Every record here should be printed again exactly.
-- START OF Data excerpts --
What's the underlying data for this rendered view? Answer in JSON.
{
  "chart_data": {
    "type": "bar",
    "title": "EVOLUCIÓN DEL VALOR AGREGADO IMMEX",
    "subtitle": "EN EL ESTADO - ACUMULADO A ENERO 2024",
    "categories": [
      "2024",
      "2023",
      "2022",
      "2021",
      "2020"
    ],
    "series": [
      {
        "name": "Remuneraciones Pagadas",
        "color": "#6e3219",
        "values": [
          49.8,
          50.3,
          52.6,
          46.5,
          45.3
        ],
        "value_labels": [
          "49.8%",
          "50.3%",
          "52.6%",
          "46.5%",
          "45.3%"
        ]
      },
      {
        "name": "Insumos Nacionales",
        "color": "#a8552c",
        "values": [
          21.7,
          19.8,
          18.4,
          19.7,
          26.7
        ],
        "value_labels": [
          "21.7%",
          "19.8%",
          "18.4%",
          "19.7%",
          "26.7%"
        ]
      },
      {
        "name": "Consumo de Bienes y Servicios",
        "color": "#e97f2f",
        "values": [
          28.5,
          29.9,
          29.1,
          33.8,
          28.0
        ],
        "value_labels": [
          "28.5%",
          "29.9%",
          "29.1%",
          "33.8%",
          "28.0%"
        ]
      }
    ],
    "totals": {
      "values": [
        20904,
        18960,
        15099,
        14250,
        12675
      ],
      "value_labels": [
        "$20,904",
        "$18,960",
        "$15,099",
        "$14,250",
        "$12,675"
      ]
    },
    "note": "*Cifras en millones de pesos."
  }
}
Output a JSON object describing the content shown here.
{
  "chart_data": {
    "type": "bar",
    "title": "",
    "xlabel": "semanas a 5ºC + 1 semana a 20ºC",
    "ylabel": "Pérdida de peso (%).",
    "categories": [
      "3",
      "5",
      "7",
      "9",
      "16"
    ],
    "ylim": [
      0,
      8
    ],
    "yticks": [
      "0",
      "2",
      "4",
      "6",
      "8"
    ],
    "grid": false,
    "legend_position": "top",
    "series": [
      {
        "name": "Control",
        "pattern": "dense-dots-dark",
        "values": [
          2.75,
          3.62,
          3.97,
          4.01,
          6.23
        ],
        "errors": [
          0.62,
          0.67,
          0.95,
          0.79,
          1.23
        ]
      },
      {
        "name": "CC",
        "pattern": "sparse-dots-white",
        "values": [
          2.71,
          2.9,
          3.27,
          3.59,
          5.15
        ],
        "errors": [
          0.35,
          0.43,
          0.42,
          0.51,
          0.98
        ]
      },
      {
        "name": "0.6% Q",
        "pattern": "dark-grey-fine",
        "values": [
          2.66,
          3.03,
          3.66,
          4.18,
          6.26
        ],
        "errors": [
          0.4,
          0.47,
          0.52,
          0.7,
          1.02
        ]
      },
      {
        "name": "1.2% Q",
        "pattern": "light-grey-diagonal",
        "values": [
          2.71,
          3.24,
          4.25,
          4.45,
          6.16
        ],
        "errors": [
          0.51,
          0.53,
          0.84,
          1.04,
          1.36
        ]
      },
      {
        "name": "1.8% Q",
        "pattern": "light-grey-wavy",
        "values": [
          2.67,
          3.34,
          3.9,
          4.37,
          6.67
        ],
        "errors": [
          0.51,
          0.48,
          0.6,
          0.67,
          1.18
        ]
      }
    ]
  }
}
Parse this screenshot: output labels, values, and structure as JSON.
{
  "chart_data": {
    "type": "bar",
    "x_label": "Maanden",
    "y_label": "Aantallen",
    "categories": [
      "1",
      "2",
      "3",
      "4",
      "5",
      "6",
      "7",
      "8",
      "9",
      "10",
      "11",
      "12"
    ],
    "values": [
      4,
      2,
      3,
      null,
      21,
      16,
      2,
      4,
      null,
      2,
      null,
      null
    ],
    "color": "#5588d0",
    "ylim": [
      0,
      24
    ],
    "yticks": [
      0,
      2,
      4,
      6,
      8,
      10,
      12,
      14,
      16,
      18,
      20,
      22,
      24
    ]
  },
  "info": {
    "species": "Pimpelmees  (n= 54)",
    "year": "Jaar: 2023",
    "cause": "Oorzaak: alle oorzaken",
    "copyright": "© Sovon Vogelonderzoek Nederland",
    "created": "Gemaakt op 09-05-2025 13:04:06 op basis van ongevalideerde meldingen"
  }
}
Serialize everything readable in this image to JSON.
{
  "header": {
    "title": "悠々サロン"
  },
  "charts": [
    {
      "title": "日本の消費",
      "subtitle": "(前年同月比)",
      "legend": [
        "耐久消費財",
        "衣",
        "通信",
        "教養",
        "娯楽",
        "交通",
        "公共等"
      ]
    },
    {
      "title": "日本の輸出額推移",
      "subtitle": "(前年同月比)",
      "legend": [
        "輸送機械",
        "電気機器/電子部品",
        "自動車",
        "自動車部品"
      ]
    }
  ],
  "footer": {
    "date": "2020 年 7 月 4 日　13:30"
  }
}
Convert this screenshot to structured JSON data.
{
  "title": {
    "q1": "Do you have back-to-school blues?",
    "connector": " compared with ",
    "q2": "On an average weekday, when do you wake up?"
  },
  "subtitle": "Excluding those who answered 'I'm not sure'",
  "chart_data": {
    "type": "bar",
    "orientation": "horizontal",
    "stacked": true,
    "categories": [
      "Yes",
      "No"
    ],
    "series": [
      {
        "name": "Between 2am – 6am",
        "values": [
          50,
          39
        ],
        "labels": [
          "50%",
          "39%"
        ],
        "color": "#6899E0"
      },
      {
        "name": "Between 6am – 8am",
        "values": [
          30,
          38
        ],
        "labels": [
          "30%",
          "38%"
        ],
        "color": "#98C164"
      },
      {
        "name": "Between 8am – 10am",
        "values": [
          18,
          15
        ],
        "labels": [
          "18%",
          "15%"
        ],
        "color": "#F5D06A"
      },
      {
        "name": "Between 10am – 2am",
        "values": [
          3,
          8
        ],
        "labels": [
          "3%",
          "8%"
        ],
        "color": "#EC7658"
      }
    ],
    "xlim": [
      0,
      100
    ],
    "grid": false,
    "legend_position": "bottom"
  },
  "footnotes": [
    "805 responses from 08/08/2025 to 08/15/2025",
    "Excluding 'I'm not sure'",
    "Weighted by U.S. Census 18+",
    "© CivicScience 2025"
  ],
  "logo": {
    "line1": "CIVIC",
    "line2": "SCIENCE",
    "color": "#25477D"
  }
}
-- END OF Data excerpts --
Output below:
What's the underlying data for this rendered view? Answer in JSON.
{
  "chart_data": {
    "type": "bar",
    "title": "EVOLUCIÓN DEL VALOR AGREGADO IMMEX",
    "subtitle": "EN EL ESTADO - ACUMULADO A ENERO 2024",
    "categories": [
      "2024",
      "2023",
      "2022",
      "2021",
      "2020"
    ],
    "series": [
      {
        "name": "Remuneraciones Pagadas",
        "color": "#6e3219",
        "values": [
          49.8,
          50.3,
          52.6,
          46.5,
          45.3
        ],
        "value_labels": [
          "49.8%",
          "50.3%",
          "52.6%",
          "46.5%",
          "45.3%"
        ]
      },
      {
        "name": "Insumos Nacionales",
        "color": "#a8552c",
        "values": [
          21.7,
          19.8,
          18.4,
          19.7,
          26.7
        ],
        "value_labels": [
          "21.7%",
          "19.8%",
          "18.4%",
          "19.7%",
          "26.7%"
        ]
      },
      {
        "name": "Consumo de Bienes y Servicios",
        "color": "#e97f2f",
        "values": [
          28.5,
          29.9,
          29.1,
          33.8,
          28.0
        ],
        "value_labels": [
          "28.5%",
          "29.9%",
          "29.1%",
          "33.8%",
          "28.0%"
        ]
      }
    ],
    "totals": {
      "values": [
        20904,
        18960,
        15099,
        14250,
        12675
      ],
      "value_labels": [
        "$20,904",
        "$18,960",
        "$15,099",
        "$14,250",
        "$12,675"
      ]
    },
    "note": "*Cifras en millones de pesos."
  }
}
Output a JSON object describing the content shown here.
{
  "chart_data": {
    "type": "bar",
    "title": "",
    "xlabel": "semanas a 5ºC + 1 semana a 20ºC",
    "ylabel": "Pérdida de peso (%).",
    "categories": [
      "3",
      "5",
      "7",
      "9",
      "16"
    ],
    "ylim": [
      0,
      8
    ],
    "yticks": [
      "0",
      "2",
      "4",
      "6",
      "8"
    ],
    "grid": false,
    "legend_position": "top",
    "series": [
      {
        "name": "Control",
        "pattern": "dense-dots-dark",
        "values": [
          2.75,
          3.62,
          3.97,
          4.01,
          6.23
        ],
        "errors": [
          0.62,
          0.67,
          0.95,
          0.79,
          1.23
        ]
      },
      {
        "name": "CC",
        "pattern": "sparse-dots-white",
        "values": [
          2.71,
          2.9,
          3.27,
          3.59,
          5.15
        ],
        "errors": [
          0.35,
          0.43,
          0.42,
          0.51,
          0.98
        ]
      },
      {
        "name": "0.6% Q",
        "pattern": "dark-grey-fine",
        "values": [
          2.66,
          3.03,
          3.66,
          4.18,
          6.26
        ],
        "errors": [
          0.4,
          0.47,
          0.52,
          0.7,
          1.02
        ]
      },
      {
        "name": "1.2% Q",
        "pattern": "light-grey-diagonal",
        "values": [
          2.71,
          3.24,
          4.25,
          4.45,
          6.16
        ],
        "errors": [
          0.51,
          0.53,
          0.84,
          1.04,
          1.36
        ]
      },
      {
        "name": "1.8% Q",
        "pattern": "light-grey-wavy",
        "values": [
          2.67,
          3.34,
          3.9,
          4.37,
          6.67
        ],
        "errors": [
          0.51,
          0.48,
          0.6,
          0.67,
          1.18
        ]
      }
    ]
  }
}
Parse this screenshot: output labels, values, and structure as JSON.
{
  "chart_data": {
    "type": "bar",
    "x_label": "Maanden",
    "y_label": "Aantallen",
    "categories": [
      "1",
      "2",
      "3",
      "4",
      "5",
      "6",
      "7",
      "8",
      "9",
      "10",
      "11",
      "12"
    ],
    "values": [
      4,
      2,
      3,
      null,
      21,
      16,
      2,
      4,
      null,
      2,
      null,
      null
    ],
    "color": "#5588d0",
    "ylim": [
      0,
      24
    ],
    "yticks": [
      0,
      2,
      4,
      6,
      8,
      10,
      12,
      14,
      16,
      18,
      20,
      22,
      24
    ]
  },
  "info": {
    "species": "Pimpelmees  (n= 54)",
    "year": "Jaar: 2023",
    "cause": "Oorzaak: alle oorzaken",
    "copyright": "© Sovon Vogelonderzoek Nederland",
    "created": "Gemaakt op 09-05-2025 13:04:06 op basis van ongevalideerde meldingen"
  }
}
Serialize everything readable in this image to JSON.
{
  "header": {
    "title": "悠々サロン"
  },
  "charts": [
    {
      "title": "日本の消費",
      "subtitle": "(前年同月比)",
      "legend": [
        "耐久消費財",
        "衣",
        "通信",
        "教養",
        "娯楽",
        "交通",
        "公共等"
      ]
    },
    {
      "title": "日本の輸出額推移",
      "subtitle": "(前年同月比)",
      "legend": [
        "輸送機械",
        "電気機器/電子部品",
        "自動車",
        "自動車部品"
      ]
    }
  ],
  "footer": {
    "date": "2020 年 7 月 4 日　13:30"
  }
}
Convert this screenshot to structured JSON data.
{
  "title": {
    "q1": "Do you have back-to-school blues?",
    "connector": " compared with ",
    "q2": "On an average weekday, when do you wake up?"
  },
  "subtitle": "Excluding those who answered 'I'm not sure'",
  "chart_data": {
    "type": "bar",
    "orientation": "horizontal",
    "stacked": true,
    "categories": [
      "Yes",
      "No"
    ],
    "series": [
      {
        "name": "Between 2am – 6am",
        "values": [
          50,
          39
        ],
        "labels": [
          "50%",
          "39%"
        ],
        "color": "#6899E0"
      },
      {
        "name": "Between 6am – 8am",
        "values": [
          30,
          38
        ],
        "labels": [
          "30%",
          "38%"
        ],
        "color": "#98C164"
      },
      {
        "name": "Between 8am – 10am",
        "values": [
          18,
          15
        ],
        "labels": [
          "18%",
          "15%"
        ],
        "color": "#F5D06A"
      },
      {
        "name": "Between 10am – 2am",
        "values": [
          3,
          8
        ],
        "labels": [
          "3%",
          "8%"
        ],
        "color": "#EC7658"
      }
    ],
    "xlim": [
      0,
      100
    ],
    "grid": false,
    "legend_position": "bottom"
  },
  "footnotes": [
    "805 responses from 08/08/2025 to 08/15/2025",
    "Excluding 'I'm not sure'",
    "Weighted by U.S. Census 18+",
    "© CivicScience 2025"
  ],
  "logo": {
    "line1": "CIVIC",
    "line2": "SCIENCE",
    "color": "#25477D"
  }
}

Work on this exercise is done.